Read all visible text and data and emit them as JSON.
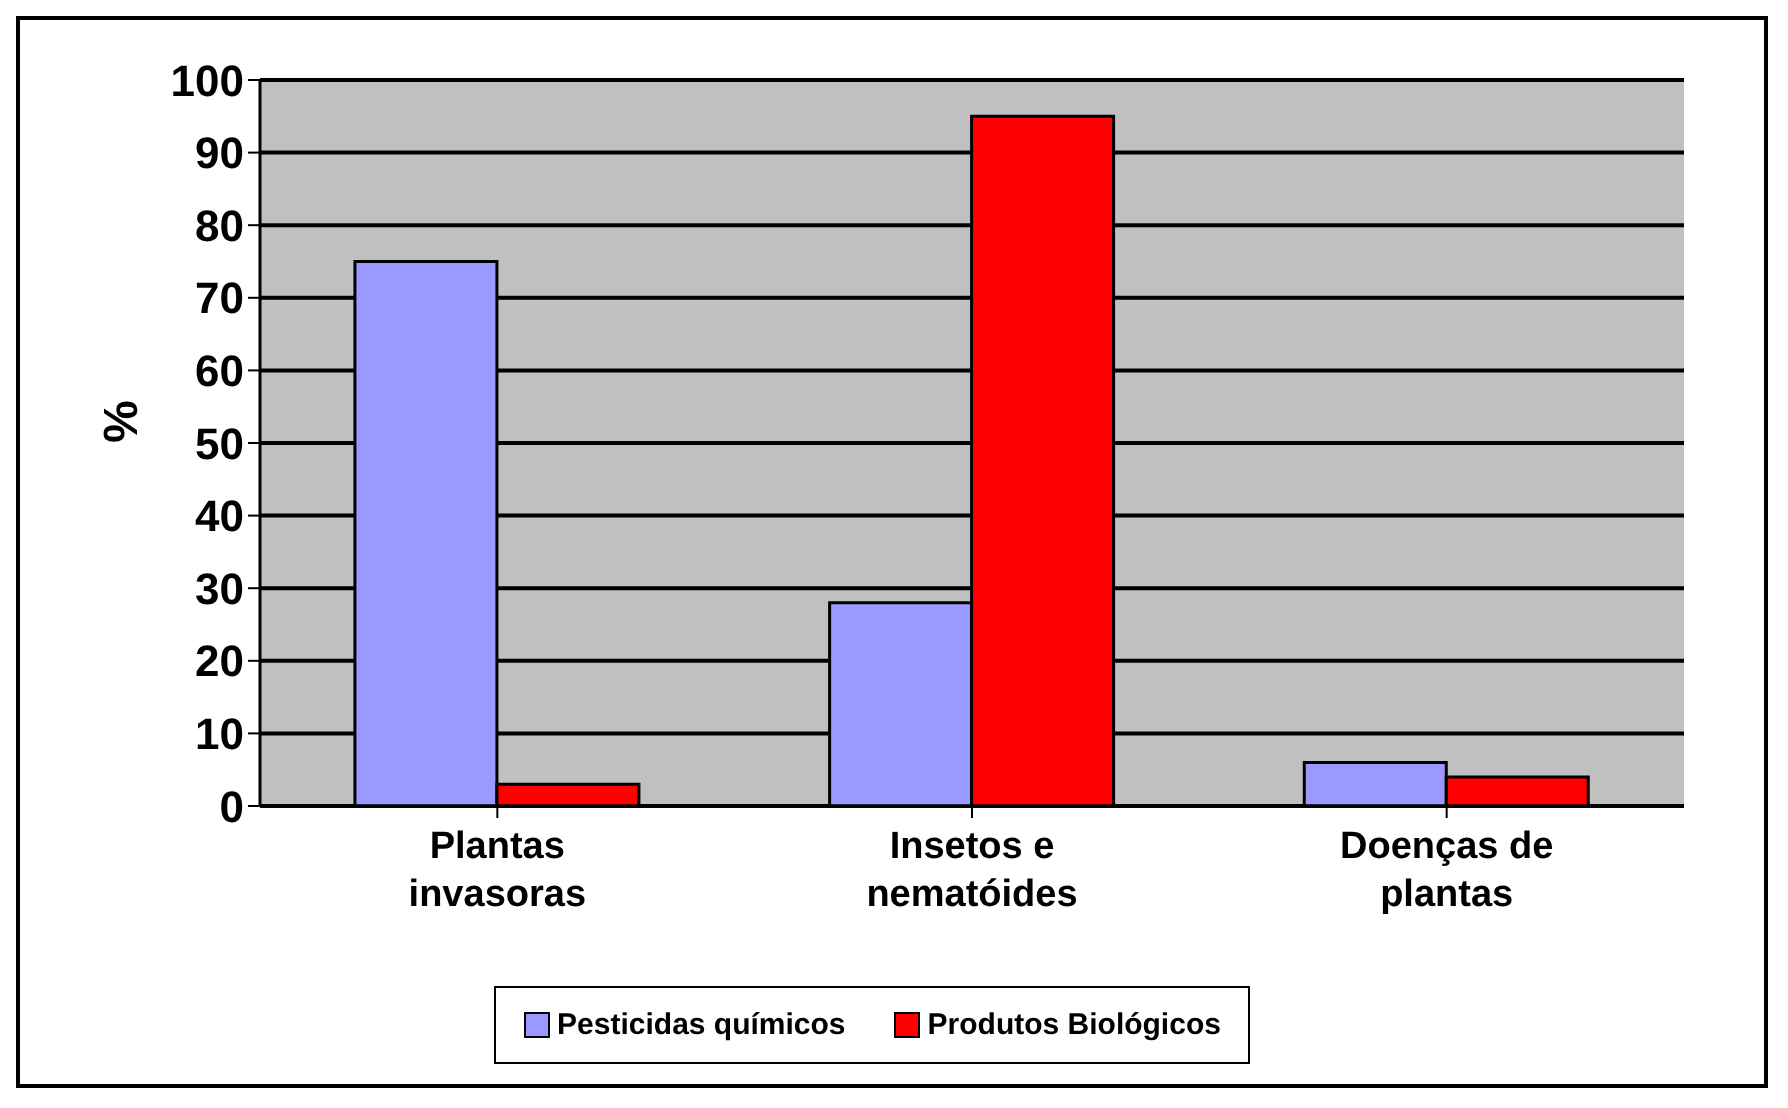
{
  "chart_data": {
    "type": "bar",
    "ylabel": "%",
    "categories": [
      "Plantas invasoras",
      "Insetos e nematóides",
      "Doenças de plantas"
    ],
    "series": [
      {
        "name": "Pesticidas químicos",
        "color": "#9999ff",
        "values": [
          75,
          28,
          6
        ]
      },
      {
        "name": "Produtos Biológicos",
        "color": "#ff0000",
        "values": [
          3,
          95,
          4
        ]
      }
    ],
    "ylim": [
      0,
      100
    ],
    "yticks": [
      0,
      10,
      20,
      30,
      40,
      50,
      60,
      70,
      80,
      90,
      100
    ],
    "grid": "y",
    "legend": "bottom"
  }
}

━━━━

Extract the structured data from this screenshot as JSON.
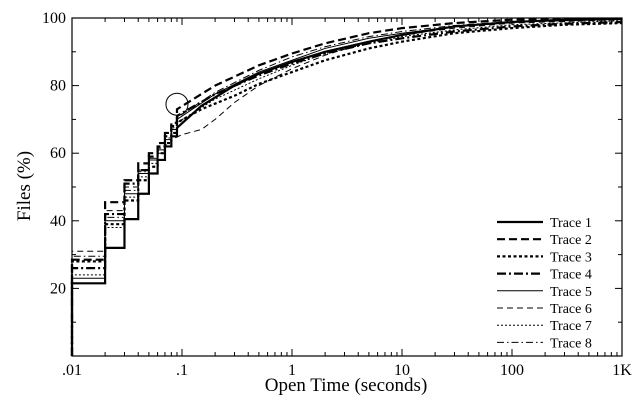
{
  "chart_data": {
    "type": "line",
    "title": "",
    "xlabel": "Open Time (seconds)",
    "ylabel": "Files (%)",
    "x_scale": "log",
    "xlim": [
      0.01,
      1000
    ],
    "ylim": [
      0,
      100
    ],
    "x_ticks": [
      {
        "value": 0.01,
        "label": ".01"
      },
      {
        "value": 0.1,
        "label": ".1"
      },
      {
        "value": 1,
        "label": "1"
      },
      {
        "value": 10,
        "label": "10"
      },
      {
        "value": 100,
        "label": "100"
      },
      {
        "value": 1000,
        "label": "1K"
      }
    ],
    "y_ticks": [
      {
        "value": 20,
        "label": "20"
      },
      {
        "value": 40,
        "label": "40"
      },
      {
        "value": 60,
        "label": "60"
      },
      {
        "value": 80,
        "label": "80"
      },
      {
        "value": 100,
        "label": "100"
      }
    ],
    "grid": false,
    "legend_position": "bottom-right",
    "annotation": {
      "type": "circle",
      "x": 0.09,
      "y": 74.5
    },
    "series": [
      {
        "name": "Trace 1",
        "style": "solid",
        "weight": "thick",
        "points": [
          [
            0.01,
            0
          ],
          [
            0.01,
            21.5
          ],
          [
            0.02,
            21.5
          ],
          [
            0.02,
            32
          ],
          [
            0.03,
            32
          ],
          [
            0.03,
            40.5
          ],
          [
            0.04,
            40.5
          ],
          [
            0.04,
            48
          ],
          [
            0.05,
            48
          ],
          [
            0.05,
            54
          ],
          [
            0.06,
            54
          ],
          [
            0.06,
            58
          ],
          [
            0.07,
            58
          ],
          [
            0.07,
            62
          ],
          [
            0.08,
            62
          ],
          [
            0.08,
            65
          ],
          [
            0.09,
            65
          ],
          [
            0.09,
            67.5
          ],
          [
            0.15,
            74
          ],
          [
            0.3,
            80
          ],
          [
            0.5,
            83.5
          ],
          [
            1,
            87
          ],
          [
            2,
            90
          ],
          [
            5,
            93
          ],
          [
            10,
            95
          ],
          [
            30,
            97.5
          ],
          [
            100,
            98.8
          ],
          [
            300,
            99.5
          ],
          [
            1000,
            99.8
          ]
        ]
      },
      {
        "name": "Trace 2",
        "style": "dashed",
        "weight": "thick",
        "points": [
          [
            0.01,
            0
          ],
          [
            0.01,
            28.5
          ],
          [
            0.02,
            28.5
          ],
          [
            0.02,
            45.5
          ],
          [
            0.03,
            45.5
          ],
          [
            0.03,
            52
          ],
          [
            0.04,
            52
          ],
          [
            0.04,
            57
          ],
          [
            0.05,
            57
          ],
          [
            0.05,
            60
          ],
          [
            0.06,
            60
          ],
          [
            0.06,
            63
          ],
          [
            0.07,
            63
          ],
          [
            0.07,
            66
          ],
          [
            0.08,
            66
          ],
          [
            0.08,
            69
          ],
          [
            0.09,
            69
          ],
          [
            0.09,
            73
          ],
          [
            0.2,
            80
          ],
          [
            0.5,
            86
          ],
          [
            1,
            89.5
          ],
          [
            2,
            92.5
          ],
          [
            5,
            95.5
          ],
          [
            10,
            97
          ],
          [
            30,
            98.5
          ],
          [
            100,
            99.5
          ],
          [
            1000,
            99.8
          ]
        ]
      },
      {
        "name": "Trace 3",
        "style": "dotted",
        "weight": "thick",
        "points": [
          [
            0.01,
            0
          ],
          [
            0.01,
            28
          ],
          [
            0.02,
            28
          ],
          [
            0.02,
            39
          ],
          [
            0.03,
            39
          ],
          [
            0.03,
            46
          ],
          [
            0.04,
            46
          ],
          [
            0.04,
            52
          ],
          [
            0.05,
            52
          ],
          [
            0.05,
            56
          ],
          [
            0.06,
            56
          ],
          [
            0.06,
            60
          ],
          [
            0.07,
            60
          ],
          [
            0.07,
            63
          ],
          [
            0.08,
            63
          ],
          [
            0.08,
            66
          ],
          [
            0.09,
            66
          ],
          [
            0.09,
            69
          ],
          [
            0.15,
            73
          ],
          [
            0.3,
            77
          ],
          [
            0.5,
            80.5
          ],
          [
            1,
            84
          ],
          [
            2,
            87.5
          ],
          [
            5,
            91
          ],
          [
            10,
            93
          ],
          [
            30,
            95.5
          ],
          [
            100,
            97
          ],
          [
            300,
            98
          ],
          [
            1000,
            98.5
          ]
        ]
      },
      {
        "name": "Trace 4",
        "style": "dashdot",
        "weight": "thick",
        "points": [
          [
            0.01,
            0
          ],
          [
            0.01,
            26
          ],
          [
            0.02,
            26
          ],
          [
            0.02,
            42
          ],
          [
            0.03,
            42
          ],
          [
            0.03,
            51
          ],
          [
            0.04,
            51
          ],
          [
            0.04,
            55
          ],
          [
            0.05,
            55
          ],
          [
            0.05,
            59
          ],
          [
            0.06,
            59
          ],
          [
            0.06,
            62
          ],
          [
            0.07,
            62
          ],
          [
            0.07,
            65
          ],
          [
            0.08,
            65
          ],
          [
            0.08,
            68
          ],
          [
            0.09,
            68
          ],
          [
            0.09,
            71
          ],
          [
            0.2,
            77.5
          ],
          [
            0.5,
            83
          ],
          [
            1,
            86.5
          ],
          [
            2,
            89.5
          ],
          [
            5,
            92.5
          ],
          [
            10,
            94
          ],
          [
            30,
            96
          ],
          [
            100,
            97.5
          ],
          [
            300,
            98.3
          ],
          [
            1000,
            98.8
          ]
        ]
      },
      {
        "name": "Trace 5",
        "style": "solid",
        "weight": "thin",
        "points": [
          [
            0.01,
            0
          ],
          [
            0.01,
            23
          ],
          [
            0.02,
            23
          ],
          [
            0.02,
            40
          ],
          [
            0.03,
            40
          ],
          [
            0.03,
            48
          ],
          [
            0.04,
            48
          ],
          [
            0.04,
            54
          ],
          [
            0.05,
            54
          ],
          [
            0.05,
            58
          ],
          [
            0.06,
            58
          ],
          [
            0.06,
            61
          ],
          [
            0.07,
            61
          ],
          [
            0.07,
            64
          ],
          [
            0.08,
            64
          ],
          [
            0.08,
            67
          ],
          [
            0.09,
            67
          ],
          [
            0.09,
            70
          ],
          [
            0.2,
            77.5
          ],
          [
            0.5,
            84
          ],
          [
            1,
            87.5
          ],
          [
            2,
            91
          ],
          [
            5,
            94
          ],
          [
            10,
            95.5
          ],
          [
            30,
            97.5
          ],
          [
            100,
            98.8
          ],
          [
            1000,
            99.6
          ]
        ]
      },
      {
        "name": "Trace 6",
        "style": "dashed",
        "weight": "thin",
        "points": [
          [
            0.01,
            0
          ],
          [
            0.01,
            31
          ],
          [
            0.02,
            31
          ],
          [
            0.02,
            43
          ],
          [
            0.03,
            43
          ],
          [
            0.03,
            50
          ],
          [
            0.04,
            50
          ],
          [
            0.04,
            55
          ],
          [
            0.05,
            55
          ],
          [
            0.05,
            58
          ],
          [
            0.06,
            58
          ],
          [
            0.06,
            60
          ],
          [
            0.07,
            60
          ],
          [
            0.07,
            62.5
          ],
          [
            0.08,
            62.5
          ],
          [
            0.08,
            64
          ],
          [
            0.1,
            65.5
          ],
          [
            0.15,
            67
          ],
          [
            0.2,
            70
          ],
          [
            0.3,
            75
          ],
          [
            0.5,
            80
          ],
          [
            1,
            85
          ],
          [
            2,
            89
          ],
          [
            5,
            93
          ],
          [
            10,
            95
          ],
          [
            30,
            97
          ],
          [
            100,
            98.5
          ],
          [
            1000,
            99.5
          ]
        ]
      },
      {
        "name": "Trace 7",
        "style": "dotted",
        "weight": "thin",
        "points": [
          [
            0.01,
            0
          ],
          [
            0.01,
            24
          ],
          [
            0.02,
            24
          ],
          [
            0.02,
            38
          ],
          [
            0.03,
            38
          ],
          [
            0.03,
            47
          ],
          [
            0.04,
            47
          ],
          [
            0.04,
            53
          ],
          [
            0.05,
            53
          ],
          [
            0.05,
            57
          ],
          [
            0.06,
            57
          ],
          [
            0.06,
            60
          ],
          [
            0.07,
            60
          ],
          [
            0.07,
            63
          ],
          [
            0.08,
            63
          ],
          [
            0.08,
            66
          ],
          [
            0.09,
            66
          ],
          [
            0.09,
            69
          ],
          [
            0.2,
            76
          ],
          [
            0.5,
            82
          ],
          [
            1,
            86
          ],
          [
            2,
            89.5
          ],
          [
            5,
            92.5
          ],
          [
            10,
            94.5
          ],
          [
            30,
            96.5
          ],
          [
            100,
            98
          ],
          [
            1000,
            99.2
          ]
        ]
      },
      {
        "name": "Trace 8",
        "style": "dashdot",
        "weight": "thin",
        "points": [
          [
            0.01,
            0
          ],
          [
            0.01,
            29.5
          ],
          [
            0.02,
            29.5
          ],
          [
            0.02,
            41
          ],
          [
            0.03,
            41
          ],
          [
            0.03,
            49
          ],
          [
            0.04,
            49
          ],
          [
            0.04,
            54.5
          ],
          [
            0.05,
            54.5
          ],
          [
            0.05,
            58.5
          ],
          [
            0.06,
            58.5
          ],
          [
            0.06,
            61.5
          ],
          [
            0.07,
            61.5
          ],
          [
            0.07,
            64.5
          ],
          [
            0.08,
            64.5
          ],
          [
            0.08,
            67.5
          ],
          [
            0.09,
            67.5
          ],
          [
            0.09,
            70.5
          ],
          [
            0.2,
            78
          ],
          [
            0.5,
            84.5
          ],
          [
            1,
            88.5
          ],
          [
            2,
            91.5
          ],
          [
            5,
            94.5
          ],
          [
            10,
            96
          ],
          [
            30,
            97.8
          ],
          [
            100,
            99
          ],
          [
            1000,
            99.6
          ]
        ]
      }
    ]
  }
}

━━━━

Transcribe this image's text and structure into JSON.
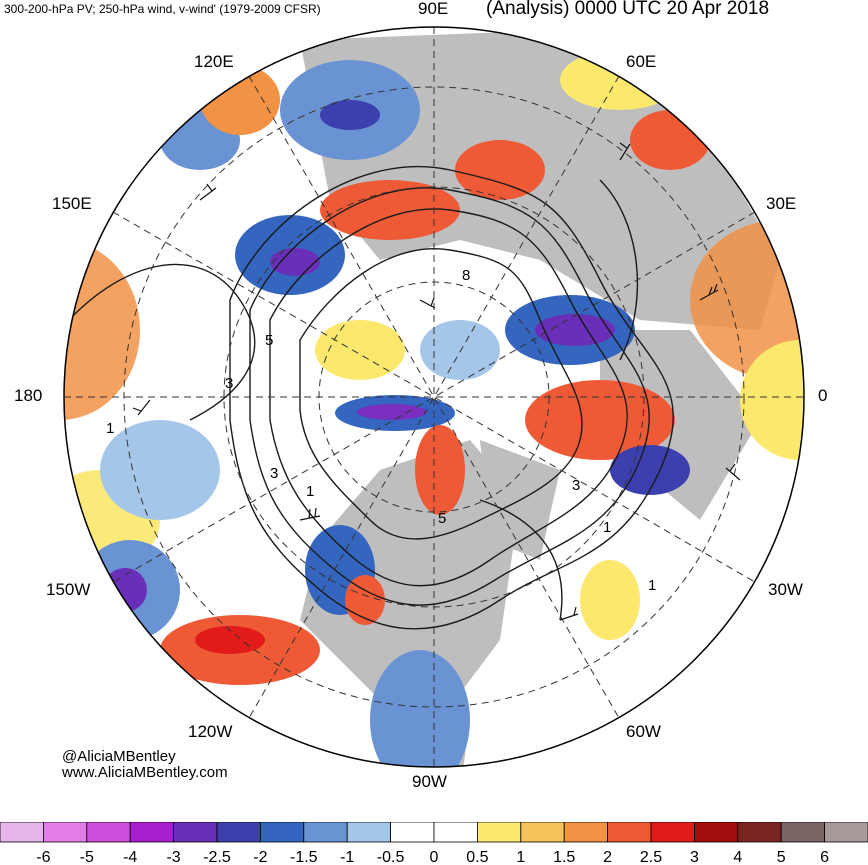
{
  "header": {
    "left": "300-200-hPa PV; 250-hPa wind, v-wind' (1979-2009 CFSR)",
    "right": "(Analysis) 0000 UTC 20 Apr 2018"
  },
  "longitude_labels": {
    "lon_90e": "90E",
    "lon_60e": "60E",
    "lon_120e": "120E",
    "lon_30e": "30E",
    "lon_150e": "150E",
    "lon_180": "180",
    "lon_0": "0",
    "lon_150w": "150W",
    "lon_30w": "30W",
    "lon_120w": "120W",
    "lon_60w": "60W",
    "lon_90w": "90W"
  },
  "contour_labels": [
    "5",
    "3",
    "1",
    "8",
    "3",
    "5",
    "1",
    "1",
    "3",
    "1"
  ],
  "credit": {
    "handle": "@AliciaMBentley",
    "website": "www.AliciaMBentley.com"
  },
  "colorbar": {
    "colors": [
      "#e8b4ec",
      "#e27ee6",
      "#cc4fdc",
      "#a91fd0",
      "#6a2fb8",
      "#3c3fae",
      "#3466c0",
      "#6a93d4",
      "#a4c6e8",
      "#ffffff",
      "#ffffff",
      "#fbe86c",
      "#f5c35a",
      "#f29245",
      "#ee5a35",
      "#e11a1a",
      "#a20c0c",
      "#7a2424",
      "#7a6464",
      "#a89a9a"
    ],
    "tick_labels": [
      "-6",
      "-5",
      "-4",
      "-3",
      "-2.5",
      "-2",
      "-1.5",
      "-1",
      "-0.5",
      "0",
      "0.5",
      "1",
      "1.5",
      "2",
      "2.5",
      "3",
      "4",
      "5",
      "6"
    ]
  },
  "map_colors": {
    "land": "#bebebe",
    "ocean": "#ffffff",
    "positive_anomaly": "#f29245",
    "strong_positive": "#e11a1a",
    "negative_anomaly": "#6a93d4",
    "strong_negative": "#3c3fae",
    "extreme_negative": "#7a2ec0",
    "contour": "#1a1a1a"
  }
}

━━━━

Goal of the exercise ▸ Return every line from the records above that holds the word "right".

Result of this exercise ▸
    "legend_position": "bottom-right",
    "right": "(Analysis) 0000 UTC 20 Apr 2018"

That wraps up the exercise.